REQUIRED WORK =>
Each line below that contains "индивидуального" counts once; report the total and nothing more.

* Start DATASET CONTENT *

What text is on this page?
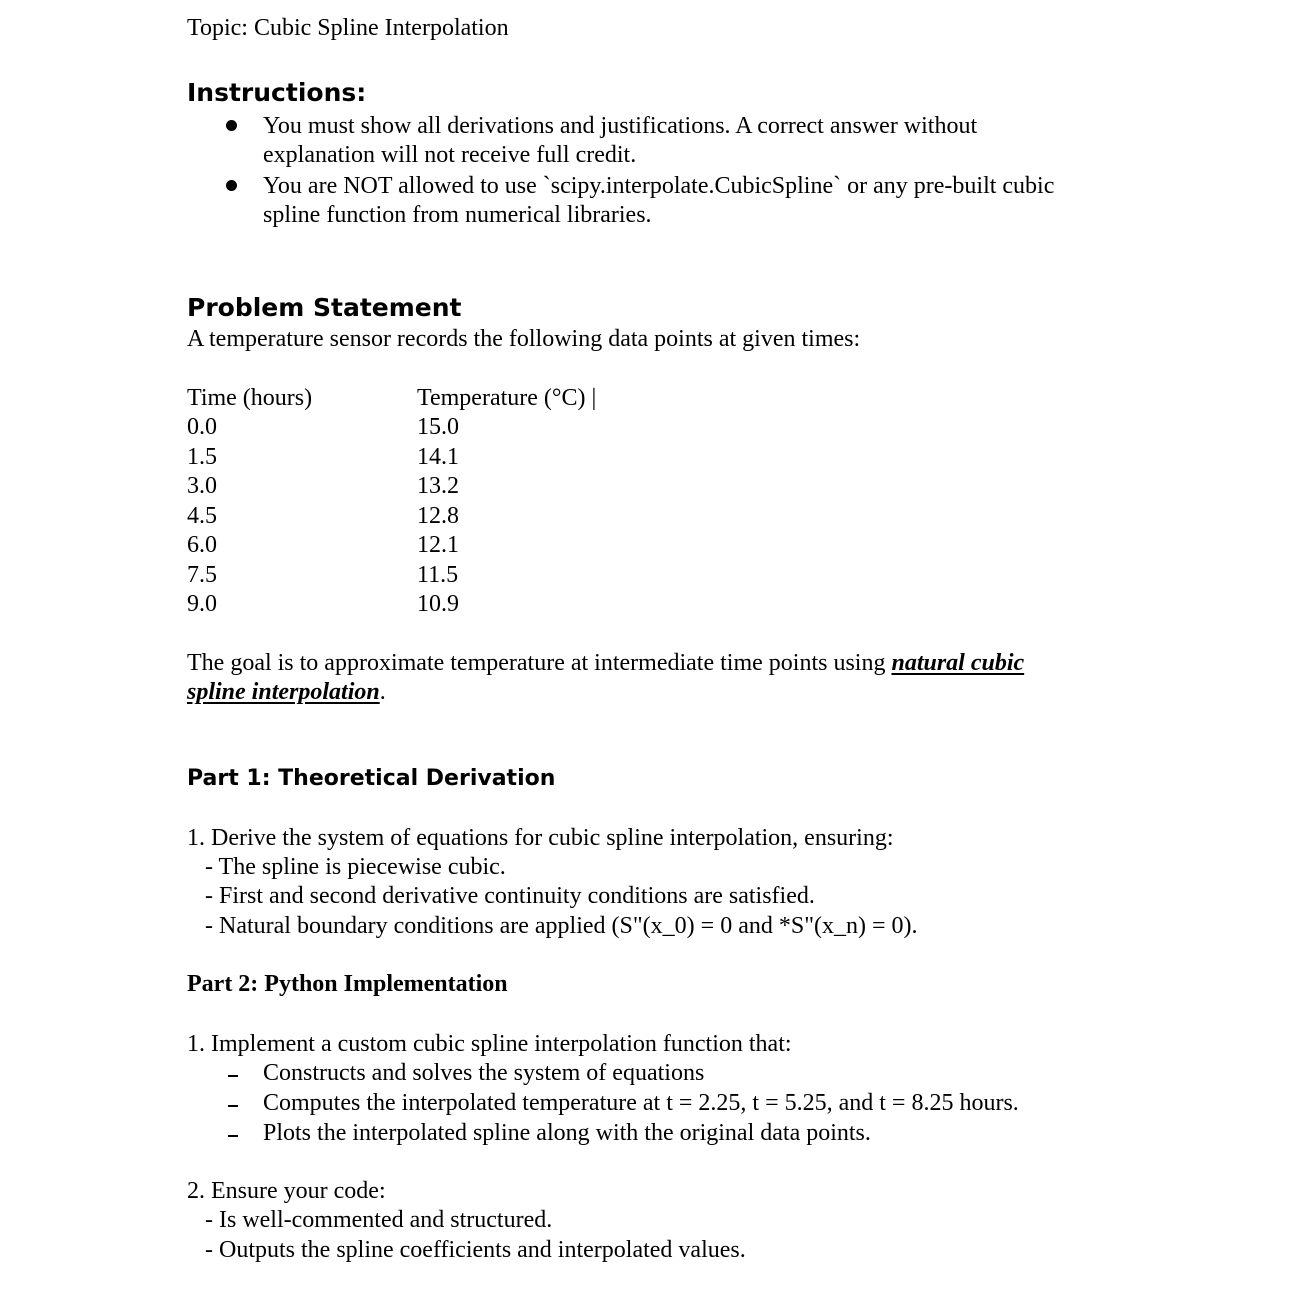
Topic: Cubic Spline Interpolation
Instructions:
You must show all derivations and justifications. A correct answer without
explanation will not receive full credit.
You are NOT allowed to use `scipy.interpolate.CubicSpline` or any pre-built cubic
spline function from numerical libraries.
Problem Statement
A temperature sensor records the following data points at given times:
Time (hours)	Temperature (°C) |
0.0	15.0
1.5	14.1
3.0	13.2
4.5	12.8
6.0	12.1
7.5	11.5
9.0	10.9
The goal is to approximate temperature at intermediate time points using natural cubic
spline interpolation.
Part 1: Theoretical Derivation
1. Derive the system of equations for cubic spline interpolation, ensuring:
- The spline is piecewise cubic.
- First and second derivative continuity conditions are satisfied.
- Natural boundary conditions are applied (S"(x_0) = 0 and *S"(x_n) = 0).
Part 2: Python Implementation
1. Implement a custom cubic spline interpolation function that:
Constructs and solves the system of equations
Computes the interpolated temperature at t = 2.25, t = 5.25, and t = 8.25 hours.
Plots the interpolated spline along with the original data points.
2. Ensure your code:
- Is well-commented and structured.
- Outputs the spline coefficients and interpolated values.
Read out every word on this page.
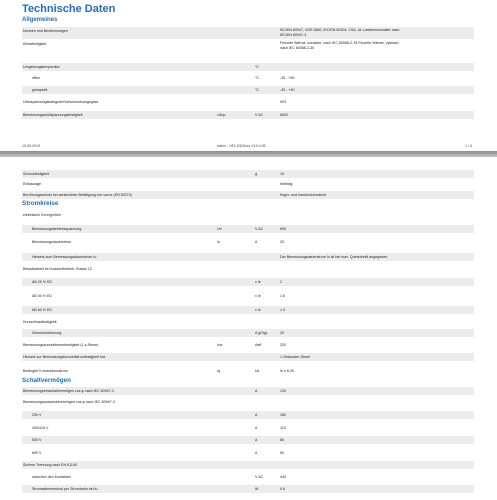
Technische Daten
Allgemeines
Normen und Bestimmungen	IEC/EN 60947, VDE 0660, IEC/EN 60204, CSA, UL Lasttrennschalter nach IEC/EN 60947-3
Klimafestigkeit	Feuchte Wärme, konstant, nach IEC 60068-2-78 Feuchte Wärme, zyklisch, nach IEC 60068-2-30
Umgebungstemperatur	°C
offen	°C	-25 - +50
gekapselt	°C	-25 - +40
Überspannungskategorie/Verschmutzungsgrad	III/3
Bemessungsstoßspannungsfestigkeit	Uimp	V AC	6000
15.05.2019	eaton - HFL-63/3/ors V13.0.06	1 / 5
Schockfestigkeit	g	15
Einbaulage	beliebig
Berührungsschutz bei senkrechter Betätigung von vorne (EN 50274)	finger- und handrückensicher
Stromkreise
elektrische Kenngrößen
Bemessungsbetriebsspannung	Ue	V AC	690
Bemessungsdauerstrom	Iu	A	20
Hinweis zum Bemessungsdauerstrom Iu	Der Bemessungsdauerstrom Iu ist bei max. Querschnitt angegeben.
Belastbarkeit bei Aussetzbetrieb, Klasse 12
AB 25 % ED	x Ie	2
AB 40 % ED	x Ie	1.6
AB 60 % ED	x Ie	1.3
Kurzschlussfestigkeit
Schmelzsicherung	A gG/gL	20
Bemessungskurzzeitstromfestigkeit (1-s-Strom)	Icw	Aeff	320
Hinweis zur Bemessungskurzzeitstromfestigkeit Icw	1-Sekunden-Strom
Bedingter Kurzschlussstrom	Iq	kA	In ≤ 6.30
Schaltvermögen
Bemessungseinschaltvermögen cos φ nach IEC 60947-3	A	120
Bemessungsausschaltvermögen cos φ nach IEC 60947-3
230 V	A	160
400/415 V	A	110
500 V	A	80
690 V	A	50
Sichere Trennung nach EN 61140
zwischen den Kontakten	V AC	440
Stromwärmeverlust pro Strombahn bei Iu	W	0.6
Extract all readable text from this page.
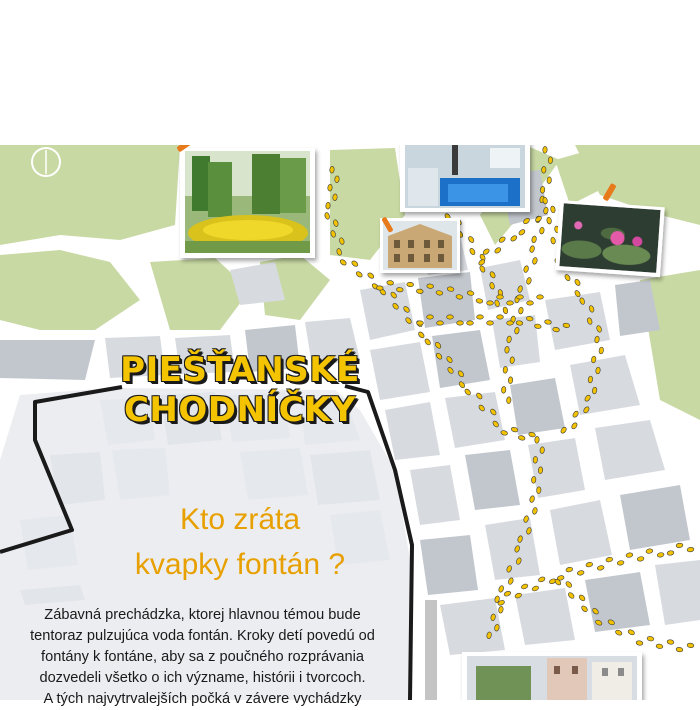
PIEŠŤANSKÉ
CHODNÍČKY
Kto zráta
kvapky fontán ?
Zábavná prechádzka, ktorej hlavnou témou bude
tentoraz pulzujúca voda fontán. Kroky detí povedú od
fontány k fontáne, aby sa z poučného rozprávania
dozvedeli všetko o ich význame, histórii i tvorcoch.
A tých najvytrvalejších počká v závere vychádzky
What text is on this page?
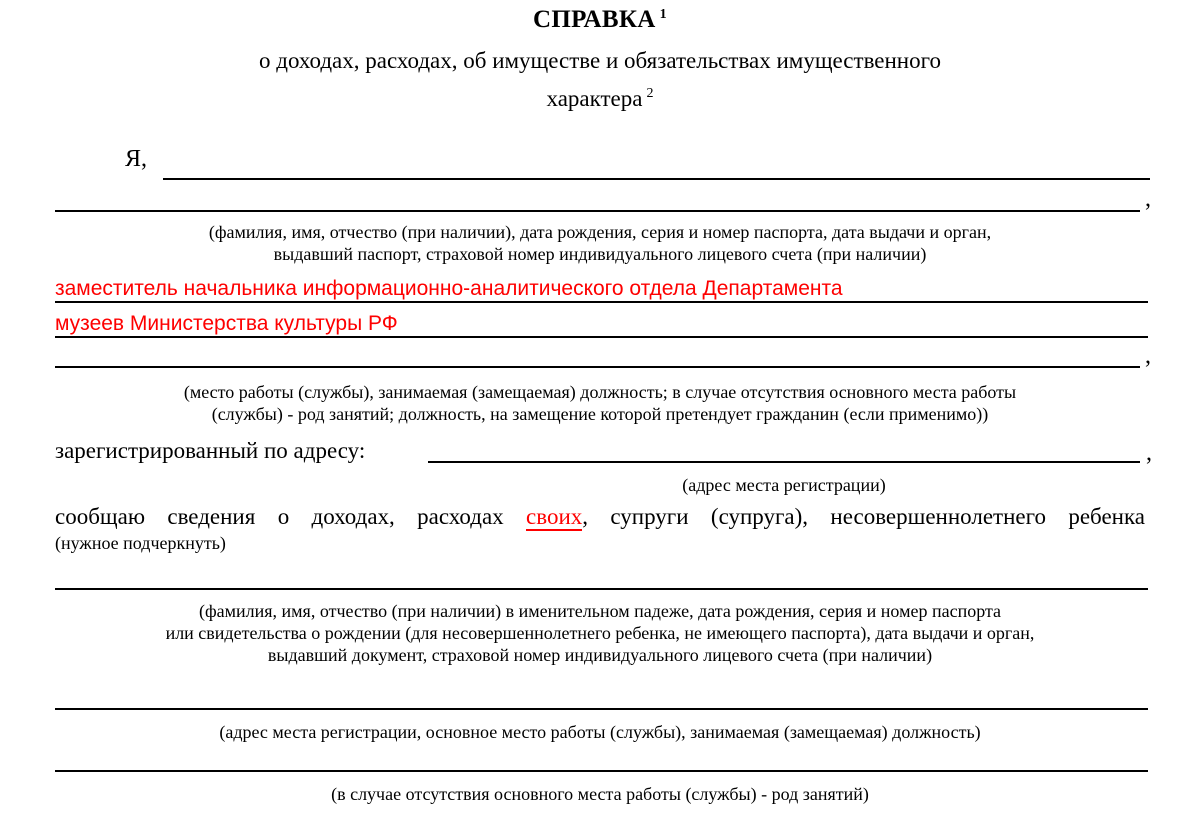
СПРАВКА $^1$
о доходах, расходах, об имуществе и обязательствах имущественного
характера $^2$
Я,
,
(фамилия, имя, отчество (при наличии), дата рождения, серия и номер паспорта, дата выдачи и орган,
выдавший паспорт, страховой номер индивидуального лицевого счета (при наличии)
заместитель начальника информационно-аналитического отдела Департамента
музеев Министерства культуры РФ
,
(место работы (службы), занимаемая (замещаемая) должность; в случае отсутствия основного места работы
(службы) - род занятий; должность, на замещение которой претендует гражданин (если применимо))
зарегистрированный по адресу:	,
(адрес места регистрации)
сообщаю сведения о доходах, расходах своих, супруги (супруга), несовершеннолетнего ребенка
(нужное подчеркнуть)
(фамилия, имя, отчество (при наличии) в именительном падеже, дата рождения, серия и номер паспорта
или свидетельства о рождении (для несовершеннолетнего ребенка, не имеющего паспорта), дата выдачи и орган,
выдавший документ, страховой номер индивидуального лицевого счета (при наличии)
(адрес места регистрации, основное место работы (службы), занимаемая (замещаемая) должность)
(в случае отсутствия основного места работы (службы) - род занятий)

* End DATASET CONTENT *

WRITTEN SOLUTION =>
2